• **Requirement**: Show each line that has the string "JSON" in it.

# # # # #

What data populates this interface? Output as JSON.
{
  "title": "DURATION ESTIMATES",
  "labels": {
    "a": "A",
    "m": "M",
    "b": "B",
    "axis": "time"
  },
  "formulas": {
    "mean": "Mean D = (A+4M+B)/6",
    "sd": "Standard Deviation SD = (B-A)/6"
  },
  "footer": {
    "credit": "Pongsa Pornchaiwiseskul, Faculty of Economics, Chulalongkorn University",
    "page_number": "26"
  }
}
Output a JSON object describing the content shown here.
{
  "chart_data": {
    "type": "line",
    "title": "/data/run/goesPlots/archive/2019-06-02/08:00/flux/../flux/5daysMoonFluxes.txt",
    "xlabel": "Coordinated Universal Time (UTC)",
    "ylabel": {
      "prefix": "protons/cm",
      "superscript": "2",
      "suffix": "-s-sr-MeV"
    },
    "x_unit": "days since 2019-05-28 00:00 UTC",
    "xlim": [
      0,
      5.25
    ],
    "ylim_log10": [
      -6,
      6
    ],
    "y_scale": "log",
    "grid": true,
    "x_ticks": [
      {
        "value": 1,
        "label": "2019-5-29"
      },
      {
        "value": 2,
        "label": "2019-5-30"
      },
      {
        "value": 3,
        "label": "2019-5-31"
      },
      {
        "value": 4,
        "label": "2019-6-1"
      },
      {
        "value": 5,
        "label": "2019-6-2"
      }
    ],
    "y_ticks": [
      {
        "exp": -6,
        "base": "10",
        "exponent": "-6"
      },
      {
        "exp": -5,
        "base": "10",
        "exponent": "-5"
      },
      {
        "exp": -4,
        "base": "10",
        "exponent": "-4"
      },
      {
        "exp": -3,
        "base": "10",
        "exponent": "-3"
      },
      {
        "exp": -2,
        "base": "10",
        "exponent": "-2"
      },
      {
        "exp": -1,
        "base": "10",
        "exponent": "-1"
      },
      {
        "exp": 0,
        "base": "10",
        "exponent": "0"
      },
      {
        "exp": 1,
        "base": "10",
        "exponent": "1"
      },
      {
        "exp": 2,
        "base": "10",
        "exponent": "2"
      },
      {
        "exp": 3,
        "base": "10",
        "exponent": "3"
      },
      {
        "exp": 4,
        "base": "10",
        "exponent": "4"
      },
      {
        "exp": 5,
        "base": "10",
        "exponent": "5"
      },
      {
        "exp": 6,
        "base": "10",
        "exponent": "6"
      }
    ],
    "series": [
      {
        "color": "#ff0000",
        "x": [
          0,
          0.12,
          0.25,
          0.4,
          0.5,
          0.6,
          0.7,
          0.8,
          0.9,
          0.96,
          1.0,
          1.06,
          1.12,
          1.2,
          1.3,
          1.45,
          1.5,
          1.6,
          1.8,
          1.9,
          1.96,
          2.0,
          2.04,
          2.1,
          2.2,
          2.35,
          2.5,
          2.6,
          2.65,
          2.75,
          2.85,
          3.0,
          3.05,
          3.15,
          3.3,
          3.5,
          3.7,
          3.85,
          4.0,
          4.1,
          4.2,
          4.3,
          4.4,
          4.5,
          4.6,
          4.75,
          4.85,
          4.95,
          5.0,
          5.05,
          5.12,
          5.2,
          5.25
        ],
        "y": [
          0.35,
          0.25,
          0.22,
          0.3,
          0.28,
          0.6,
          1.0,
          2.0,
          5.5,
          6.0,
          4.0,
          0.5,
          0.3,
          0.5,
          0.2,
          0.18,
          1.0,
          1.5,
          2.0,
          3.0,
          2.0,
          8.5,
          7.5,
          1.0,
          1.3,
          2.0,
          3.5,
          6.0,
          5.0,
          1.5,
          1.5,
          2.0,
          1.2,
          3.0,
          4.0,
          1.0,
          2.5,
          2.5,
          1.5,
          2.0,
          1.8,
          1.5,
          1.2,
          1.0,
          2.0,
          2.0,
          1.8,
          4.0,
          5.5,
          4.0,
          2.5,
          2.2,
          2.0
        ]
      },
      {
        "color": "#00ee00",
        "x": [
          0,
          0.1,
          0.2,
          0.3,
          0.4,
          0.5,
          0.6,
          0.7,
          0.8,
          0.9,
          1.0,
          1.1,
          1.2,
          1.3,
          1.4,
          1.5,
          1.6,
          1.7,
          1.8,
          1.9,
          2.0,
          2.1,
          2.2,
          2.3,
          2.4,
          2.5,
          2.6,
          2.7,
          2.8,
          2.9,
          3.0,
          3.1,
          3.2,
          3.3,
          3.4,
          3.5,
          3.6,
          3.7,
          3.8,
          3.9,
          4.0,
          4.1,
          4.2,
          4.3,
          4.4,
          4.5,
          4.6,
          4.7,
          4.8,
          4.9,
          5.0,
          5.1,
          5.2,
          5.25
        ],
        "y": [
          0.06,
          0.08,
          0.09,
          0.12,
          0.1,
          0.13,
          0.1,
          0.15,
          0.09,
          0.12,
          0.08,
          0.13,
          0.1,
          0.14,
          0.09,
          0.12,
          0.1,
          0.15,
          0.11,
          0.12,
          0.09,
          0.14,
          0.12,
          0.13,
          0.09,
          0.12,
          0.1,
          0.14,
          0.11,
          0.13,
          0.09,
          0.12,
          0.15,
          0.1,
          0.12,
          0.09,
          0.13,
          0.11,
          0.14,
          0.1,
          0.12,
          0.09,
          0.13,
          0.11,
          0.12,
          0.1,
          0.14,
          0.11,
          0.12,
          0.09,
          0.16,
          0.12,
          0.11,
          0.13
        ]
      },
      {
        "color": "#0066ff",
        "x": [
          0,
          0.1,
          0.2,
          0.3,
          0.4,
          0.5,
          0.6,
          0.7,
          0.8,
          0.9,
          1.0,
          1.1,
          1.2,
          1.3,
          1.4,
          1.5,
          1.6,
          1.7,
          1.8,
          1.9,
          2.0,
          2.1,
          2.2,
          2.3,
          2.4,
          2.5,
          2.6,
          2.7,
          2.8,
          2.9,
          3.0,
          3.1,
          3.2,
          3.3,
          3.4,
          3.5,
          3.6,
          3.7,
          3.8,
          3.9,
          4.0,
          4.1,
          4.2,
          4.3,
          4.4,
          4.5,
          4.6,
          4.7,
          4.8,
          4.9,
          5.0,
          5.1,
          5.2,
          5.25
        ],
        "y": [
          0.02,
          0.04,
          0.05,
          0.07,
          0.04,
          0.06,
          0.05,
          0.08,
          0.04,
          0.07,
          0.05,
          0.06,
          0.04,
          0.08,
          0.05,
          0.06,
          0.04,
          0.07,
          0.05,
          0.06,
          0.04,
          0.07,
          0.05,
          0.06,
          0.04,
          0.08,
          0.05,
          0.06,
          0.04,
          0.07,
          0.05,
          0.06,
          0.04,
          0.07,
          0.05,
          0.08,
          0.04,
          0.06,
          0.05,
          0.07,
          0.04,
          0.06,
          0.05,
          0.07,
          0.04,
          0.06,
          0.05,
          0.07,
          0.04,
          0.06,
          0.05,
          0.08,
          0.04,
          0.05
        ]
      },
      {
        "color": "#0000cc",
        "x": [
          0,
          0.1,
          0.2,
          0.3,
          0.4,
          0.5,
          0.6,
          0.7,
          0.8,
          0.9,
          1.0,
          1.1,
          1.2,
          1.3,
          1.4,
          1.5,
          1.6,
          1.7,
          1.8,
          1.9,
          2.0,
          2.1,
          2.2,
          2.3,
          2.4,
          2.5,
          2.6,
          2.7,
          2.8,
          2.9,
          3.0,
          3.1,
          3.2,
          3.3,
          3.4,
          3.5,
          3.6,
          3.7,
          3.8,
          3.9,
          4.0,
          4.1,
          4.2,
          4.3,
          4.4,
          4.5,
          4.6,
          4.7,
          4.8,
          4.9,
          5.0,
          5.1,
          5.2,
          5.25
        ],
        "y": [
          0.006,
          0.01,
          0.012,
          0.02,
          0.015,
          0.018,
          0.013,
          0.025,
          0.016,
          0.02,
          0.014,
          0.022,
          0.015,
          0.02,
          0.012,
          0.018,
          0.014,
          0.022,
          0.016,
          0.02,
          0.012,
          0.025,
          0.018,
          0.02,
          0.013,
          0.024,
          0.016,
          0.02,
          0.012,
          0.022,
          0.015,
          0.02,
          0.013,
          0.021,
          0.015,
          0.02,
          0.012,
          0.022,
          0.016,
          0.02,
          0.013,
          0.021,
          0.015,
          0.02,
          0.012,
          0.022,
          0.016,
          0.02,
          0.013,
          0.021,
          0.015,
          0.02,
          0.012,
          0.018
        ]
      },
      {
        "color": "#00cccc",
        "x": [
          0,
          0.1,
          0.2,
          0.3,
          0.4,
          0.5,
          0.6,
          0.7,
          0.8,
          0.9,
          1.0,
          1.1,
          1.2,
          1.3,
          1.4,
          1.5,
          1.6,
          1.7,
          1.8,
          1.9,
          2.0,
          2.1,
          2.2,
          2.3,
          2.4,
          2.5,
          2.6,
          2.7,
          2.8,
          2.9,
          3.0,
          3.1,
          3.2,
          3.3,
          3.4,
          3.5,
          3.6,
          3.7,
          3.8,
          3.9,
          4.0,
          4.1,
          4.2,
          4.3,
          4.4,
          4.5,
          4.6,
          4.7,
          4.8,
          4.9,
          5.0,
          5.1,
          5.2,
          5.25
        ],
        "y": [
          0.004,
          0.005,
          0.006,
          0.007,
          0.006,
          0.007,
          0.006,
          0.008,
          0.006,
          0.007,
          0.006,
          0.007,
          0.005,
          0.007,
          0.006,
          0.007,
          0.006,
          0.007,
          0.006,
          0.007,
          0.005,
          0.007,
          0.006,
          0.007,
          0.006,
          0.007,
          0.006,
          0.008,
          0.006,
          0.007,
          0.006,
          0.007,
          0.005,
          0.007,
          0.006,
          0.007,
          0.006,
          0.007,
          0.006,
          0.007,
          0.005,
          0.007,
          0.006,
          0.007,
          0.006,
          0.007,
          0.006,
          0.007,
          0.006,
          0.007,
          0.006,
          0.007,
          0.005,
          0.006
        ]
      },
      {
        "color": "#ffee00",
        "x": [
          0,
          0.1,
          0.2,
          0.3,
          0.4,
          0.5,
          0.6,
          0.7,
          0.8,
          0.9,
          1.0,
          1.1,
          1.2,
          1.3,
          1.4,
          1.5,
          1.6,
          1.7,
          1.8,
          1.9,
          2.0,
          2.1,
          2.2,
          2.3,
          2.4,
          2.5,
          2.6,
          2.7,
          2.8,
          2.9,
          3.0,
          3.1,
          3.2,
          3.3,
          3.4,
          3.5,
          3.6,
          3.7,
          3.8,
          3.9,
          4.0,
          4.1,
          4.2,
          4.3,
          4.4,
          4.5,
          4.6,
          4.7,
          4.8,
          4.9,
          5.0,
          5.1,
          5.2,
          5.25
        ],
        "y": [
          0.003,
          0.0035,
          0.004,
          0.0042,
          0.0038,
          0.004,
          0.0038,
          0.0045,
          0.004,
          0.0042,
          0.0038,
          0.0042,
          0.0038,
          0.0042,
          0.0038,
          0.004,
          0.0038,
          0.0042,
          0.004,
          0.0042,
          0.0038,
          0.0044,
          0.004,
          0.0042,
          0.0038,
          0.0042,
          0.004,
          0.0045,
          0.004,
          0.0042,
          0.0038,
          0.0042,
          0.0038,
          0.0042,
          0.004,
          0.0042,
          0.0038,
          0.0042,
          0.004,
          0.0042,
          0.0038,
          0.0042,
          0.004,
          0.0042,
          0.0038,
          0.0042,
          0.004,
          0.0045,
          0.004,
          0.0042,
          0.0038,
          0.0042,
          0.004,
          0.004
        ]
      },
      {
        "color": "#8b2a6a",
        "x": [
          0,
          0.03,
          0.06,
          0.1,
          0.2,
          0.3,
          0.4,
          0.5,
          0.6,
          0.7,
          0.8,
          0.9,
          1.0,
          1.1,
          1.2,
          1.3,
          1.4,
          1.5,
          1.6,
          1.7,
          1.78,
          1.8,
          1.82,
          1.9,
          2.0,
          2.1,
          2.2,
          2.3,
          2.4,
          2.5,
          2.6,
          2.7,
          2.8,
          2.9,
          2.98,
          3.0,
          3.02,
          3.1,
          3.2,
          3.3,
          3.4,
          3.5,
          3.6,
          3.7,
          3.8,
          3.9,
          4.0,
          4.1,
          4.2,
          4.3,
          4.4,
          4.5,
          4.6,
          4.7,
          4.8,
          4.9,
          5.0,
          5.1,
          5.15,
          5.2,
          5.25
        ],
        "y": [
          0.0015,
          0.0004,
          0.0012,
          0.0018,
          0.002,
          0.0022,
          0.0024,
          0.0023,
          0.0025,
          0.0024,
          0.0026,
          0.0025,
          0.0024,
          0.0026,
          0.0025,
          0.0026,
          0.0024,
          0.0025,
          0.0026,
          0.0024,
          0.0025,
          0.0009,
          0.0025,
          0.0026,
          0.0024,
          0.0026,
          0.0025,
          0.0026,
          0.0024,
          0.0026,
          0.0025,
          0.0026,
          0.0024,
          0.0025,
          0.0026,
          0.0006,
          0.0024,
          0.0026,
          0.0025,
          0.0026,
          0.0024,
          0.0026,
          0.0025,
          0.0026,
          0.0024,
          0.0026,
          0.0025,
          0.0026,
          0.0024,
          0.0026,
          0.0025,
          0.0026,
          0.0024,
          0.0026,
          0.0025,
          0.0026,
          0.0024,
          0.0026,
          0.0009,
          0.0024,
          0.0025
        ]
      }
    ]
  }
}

# # # # #

• **Worked answer**:
What data populates this interface? Output as JSON.
Output a JSON object describing the content shown here.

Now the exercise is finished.